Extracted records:
———
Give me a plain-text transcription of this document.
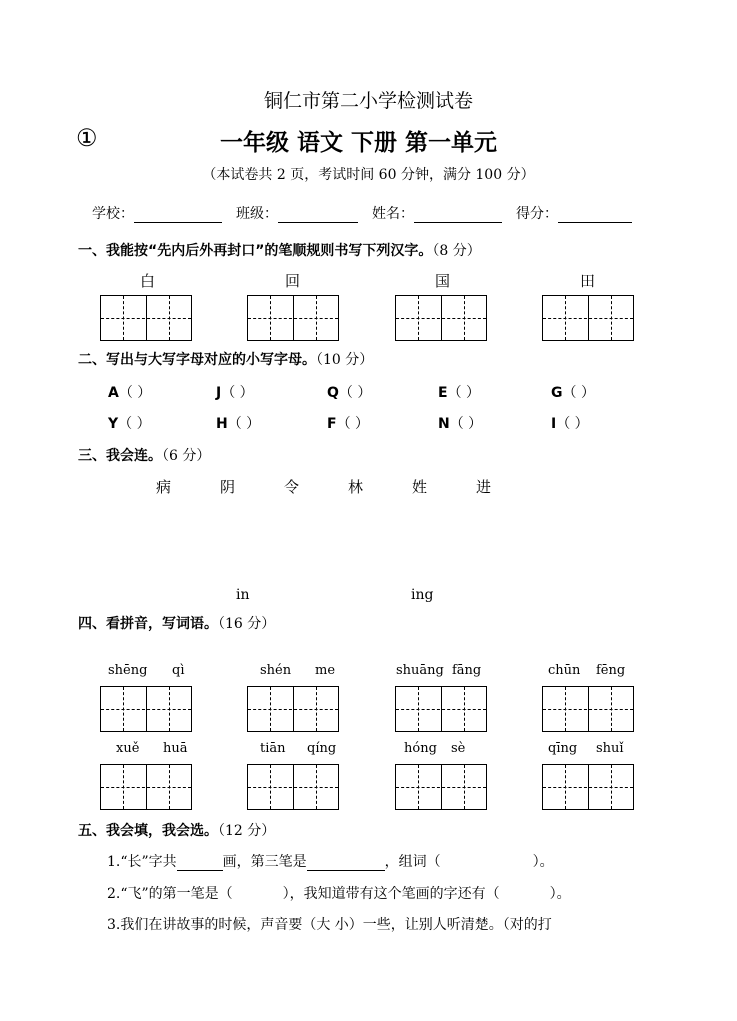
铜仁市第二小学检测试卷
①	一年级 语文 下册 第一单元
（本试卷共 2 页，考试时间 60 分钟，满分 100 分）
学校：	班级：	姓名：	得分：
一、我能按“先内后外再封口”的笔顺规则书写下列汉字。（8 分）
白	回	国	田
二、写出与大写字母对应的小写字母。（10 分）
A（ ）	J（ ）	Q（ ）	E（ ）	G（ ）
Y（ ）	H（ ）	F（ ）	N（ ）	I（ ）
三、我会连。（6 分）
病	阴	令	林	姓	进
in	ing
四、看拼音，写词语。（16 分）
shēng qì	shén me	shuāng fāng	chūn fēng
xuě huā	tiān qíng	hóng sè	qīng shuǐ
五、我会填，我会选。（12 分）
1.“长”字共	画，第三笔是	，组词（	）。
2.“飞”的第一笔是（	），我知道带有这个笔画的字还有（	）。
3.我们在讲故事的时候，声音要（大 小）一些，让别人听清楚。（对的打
———
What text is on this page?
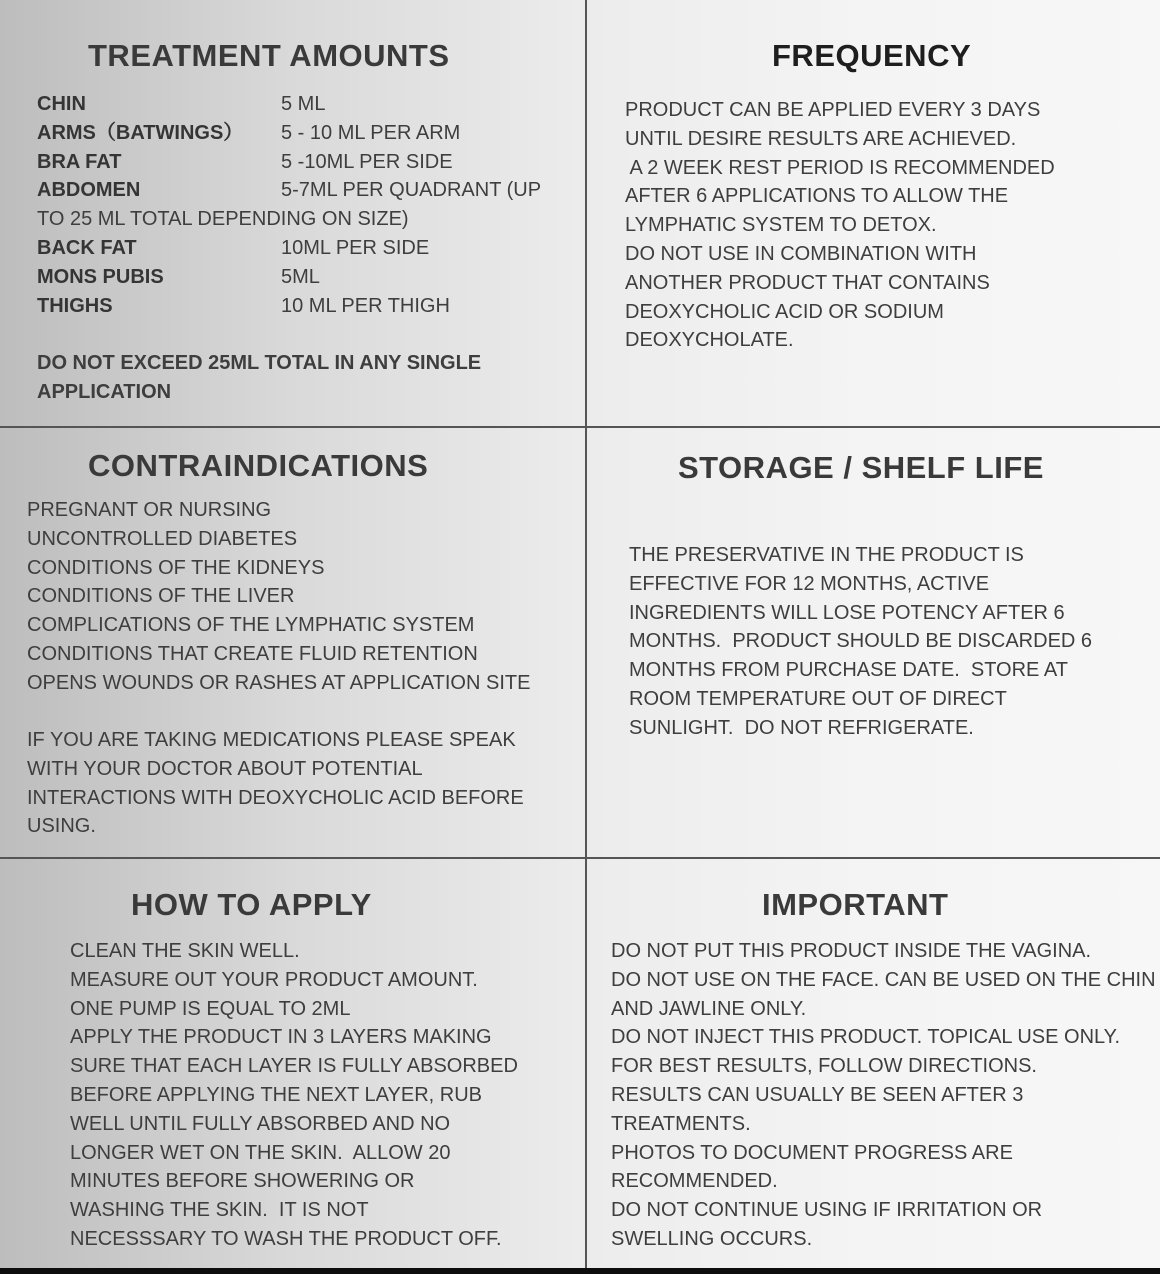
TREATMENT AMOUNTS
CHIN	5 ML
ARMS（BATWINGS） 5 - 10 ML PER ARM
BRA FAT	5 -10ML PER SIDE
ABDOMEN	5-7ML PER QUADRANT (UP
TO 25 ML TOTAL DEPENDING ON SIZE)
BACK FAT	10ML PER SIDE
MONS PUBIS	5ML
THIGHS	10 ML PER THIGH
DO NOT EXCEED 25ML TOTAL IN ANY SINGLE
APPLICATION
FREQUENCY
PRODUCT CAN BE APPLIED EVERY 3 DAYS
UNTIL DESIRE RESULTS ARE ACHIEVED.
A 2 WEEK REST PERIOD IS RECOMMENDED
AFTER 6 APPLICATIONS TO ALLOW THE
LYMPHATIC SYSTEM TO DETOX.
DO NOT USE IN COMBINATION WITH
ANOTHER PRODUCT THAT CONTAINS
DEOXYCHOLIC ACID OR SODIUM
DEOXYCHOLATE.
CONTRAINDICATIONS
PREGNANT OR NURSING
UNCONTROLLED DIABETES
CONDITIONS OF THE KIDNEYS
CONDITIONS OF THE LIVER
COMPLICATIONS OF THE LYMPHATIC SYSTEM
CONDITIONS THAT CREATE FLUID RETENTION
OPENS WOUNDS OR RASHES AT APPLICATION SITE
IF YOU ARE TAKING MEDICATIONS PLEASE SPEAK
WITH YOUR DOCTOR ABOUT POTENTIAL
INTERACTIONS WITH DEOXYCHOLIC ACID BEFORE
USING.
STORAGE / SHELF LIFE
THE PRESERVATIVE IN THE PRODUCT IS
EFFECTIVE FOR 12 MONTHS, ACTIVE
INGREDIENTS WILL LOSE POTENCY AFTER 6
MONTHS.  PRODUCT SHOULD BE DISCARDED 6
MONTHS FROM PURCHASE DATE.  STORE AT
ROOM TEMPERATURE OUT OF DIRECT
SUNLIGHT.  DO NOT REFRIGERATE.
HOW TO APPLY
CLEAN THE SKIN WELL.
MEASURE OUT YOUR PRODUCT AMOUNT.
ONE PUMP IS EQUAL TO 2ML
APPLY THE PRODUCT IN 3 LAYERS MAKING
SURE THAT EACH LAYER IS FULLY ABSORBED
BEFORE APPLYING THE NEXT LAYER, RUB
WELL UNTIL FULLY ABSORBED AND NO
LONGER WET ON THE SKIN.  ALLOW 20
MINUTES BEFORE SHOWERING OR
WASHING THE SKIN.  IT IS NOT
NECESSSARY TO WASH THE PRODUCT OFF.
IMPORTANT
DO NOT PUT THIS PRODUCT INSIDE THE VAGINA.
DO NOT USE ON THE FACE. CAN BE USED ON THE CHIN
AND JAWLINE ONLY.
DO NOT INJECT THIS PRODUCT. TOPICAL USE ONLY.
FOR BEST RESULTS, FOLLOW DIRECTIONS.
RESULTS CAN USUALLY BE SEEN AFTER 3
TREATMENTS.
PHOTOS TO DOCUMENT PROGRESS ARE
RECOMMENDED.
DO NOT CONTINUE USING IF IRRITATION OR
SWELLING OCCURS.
———
Count the lines of the data that contain the string "CONDITIONS", and reply with that number alone.

» TASK OUTPUT: 3